COMPLETE THE FOLLOWING:
1 - In the forum thread, what does Gary29 say a moderator gets out of the role?
2 - Return the section of the forum thread that begins at the words "Calm down Steven, it" and stops after "apart from grief.".

PASSAGE GIVEN:
* * * * * * *

I was in my college classroom earlier today with my 5% jug, Love IT kill IT hat on, and my 5% whatever it takes shirt, with my shorts that go past my knees, and my adidas hightops on. I was just finishing off my 15th meal, and then I pulled out a mirror from my backpack, and admired myself with a nice right arm bicep flex. The girls were loving me and my 5% lifestyle. They were giving me all these complements like "Freak" "Meathead" and "Juiceman". The professor then stops me mid bicep flex and says "Sir please put your mirror away and stop being a tool bag, and I think I see your nipple." I was completely outraged! I laced up my swagger adidas shoes made with real fur really tight, got up, and did my 5% penguin walk over to the professor. My large oil filled arms began pulsating. I knew as a 5%er I had to show this egghead what I was about. As the professor's eyes filled with fear, I immediately reached into my backpack and pulled out a couple 45 plates I always carry around in case I have to do a couple hundred calf raises while standing around. I then threw the 45s point blank into the professors face. Then as my finisher, I flexed my oil filled biceps and covered the weak professors in my hot steamy oil. Let me tell you, the girls went crazy. I then pulled my pants down to show all the ladies that the rumors were true.... my dick does hang lower than my balls. Long story short, they just couldn't resist my 5%er meat rocket


----------



## The-Real-Deal (Dec 5, 2014)

You are/were an asset to the forum. I would like to see you spend more time on here posting like you used to. I wish the best of luck to you :thumbup1:

You need to do what you need to do. I say go for it.


----------



## latblaster (Oct 26, 2013)

Natty Steve'o said:


> You are/were an asset to the forum. You need to spend more time on here posting like you used to. I wish the best of luck to you :thumbup1:


 Creep.


----------



## The-Real-Deal (Dec 5, 2014)

latblaster said:


> Creep.


 Quit the bUll chit. In the cold light of day if there is a good opportunity which comes your way, how many people will shun it simply because of what some faceless forum people think?? haters gunna hate  .


----------



## latblaster (Oct 26, 2013)

Natty Steve'o said:


> Quit the bUll chit. In the cold light of day if there is a good opportunity which comes your way, how many people will shun it simply because of what some faceless forum people think?? haters gunna hate  .


 Calm down Steven, it was a lighthearted comment.


----------



## Gary29 (Aug 21, 2011)

I'm not one to white knight usually but to be fair, being a mod is only a voluntary thing, she gets nothing out of it apart from grief.

I have no use for a dumbbell necklace but wish you the best of luck in your endeavours.

* * * * * * *

MATERIAL:
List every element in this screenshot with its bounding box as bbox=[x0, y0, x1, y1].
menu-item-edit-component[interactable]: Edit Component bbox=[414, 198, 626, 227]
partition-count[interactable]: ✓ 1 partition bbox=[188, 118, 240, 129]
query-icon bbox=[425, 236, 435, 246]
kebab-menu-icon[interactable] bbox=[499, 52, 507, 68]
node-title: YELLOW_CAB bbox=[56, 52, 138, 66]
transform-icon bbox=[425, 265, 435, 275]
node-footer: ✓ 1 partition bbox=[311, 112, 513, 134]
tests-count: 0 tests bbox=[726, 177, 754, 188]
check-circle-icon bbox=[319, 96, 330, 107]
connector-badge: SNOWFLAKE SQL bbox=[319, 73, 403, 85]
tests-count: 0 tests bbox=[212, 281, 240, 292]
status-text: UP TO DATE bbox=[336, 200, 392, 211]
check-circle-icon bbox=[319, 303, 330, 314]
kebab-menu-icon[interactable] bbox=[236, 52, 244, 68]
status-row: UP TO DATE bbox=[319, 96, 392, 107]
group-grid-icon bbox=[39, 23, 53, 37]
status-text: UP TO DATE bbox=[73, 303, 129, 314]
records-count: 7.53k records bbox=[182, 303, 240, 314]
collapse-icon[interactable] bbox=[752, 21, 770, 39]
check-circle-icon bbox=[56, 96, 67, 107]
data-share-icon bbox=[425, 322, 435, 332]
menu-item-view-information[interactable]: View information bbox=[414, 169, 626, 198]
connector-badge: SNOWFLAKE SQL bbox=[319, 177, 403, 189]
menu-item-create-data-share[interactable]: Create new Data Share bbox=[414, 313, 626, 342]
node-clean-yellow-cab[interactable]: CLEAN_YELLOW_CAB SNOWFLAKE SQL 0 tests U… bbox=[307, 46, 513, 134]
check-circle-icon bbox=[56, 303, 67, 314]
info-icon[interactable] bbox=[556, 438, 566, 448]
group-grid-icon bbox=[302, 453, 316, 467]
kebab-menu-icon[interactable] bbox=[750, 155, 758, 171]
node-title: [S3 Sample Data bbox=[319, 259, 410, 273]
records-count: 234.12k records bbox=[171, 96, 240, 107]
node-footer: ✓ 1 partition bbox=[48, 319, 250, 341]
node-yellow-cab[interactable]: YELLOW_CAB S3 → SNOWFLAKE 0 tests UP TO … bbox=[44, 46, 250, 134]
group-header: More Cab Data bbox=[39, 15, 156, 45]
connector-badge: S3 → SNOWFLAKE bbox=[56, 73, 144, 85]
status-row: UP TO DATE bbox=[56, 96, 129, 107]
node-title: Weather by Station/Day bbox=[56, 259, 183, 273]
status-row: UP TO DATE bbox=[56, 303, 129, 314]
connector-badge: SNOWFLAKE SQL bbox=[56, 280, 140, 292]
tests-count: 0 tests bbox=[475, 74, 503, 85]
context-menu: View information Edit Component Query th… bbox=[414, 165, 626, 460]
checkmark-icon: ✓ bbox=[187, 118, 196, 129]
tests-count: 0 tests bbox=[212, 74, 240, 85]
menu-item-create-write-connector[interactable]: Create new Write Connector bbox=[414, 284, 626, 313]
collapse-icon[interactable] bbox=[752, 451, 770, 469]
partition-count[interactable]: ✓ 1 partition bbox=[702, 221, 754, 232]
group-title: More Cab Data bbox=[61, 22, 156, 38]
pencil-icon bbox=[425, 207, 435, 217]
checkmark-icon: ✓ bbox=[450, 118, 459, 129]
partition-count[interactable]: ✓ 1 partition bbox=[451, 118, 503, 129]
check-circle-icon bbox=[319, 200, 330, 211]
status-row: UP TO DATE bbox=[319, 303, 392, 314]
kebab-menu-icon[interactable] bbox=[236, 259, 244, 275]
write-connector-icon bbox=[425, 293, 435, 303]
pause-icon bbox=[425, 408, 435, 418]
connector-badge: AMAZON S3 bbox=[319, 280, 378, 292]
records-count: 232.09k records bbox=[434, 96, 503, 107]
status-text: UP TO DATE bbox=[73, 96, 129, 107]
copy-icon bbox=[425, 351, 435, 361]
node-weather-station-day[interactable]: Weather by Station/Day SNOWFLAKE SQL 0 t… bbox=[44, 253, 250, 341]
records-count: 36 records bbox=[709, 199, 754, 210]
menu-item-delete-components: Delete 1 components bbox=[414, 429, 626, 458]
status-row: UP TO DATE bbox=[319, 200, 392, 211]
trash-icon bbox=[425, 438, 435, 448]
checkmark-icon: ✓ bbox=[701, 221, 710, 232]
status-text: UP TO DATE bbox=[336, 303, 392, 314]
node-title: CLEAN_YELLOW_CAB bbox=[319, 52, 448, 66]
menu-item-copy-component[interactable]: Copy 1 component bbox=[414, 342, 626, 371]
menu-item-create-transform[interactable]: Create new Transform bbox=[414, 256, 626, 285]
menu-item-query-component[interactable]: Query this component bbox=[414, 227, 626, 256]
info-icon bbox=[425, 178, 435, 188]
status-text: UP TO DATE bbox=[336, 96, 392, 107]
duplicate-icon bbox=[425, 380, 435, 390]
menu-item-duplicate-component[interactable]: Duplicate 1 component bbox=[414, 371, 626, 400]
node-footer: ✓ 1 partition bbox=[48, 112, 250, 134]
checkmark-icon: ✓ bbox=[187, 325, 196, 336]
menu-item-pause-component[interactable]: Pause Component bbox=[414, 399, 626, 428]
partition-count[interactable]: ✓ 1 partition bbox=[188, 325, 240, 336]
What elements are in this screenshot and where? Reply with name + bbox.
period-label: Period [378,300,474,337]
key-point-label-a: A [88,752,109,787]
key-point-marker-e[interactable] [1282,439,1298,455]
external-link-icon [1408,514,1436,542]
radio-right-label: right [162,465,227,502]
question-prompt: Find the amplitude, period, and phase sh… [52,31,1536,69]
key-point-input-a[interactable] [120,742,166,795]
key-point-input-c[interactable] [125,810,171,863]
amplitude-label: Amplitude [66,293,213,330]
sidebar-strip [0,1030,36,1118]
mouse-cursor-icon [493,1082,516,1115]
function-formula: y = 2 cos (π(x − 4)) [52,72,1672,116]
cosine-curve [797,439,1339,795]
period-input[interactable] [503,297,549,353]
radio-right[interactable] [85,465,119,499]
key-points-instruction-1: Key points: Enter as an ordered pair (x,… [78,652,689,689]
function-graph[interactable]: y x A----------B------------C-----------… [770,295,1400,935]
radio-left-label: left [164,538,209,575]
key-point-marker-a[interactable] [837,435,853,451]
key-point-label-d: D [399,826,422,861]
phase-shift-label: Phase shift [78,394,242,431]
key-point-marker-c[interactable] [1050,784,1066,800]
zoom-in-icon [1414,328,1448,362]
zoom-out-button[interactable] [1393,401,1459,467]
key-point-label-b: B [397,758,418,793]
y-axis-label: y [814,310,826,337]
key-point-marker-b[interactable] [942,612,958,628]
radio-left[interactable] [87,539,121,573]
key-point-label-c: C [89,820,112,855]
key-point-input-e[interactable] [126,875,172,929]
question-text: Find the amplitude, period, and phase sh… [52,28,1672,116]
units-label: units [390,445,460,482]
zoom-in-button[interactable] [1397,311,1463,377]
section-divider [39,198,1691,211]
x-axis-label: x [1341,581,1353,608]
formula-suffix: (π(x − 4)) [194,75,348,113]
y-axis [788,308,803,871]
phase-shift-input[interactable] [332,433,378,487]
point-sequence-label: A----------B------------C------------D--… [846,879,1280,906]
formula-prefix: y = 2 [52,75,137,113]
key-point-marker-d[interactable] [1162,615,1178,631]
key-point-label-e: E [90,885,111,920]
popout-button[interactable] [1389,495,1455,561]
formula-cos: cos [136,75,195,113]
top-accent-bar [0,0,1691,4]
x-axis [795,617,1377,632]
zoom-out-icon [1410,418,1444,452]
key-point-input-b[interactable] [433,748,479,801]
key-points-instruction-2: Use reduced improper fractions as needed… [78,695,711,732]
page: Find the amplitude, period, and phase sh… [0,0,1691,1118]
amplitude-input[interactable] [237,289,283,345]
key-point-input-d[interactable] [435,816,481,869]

* * * * * * *

IN RESPONSE:
1 - Nothing apart from grief.

2 -
Calm down Steven, it was a lighthearted comment.


----------



## Gary29 (Aug 21, 2011)

I'm not one to white knight usually but to be fair, being a mod is only a voluntary thing, she gets nothing out of it apart from grief.